Exercise directions
Read through the data and count the lines that contain the string "лечение"; give only the result.

Dataset records
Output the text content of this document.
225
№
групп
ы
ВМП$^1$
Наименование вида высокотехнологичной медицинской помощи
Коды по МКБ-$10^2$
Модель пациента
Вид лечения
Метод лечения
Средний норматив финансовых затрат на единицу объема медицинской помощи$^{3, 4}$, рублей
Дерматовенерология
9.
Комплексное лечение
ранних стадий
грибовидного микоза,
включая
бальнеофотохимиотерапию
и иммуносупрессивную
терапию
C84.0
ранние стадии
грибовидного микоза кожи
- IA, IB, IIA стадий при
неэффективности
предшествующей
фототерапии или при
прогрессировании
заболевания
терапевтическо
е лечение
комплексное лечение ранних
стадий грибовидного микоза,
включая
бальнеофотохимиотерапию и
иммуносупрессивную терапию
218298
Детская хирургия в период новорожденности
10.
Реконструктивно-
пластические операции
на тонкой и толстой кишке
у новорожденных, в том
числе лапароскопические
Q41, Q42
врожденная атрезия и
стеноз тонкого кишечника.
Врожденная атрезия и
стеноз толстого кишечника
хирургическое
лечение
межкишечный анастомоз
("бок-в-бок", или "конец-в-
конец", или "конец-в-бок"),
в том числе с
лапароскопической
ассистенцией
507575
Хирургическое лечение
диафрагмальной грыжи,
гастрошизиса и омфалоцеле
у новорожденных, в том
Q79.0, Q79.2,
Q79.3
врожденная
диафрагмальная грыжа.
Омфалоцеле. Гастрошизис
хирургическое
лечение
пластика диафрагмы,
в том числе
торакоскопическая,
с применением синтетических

Exercise response
6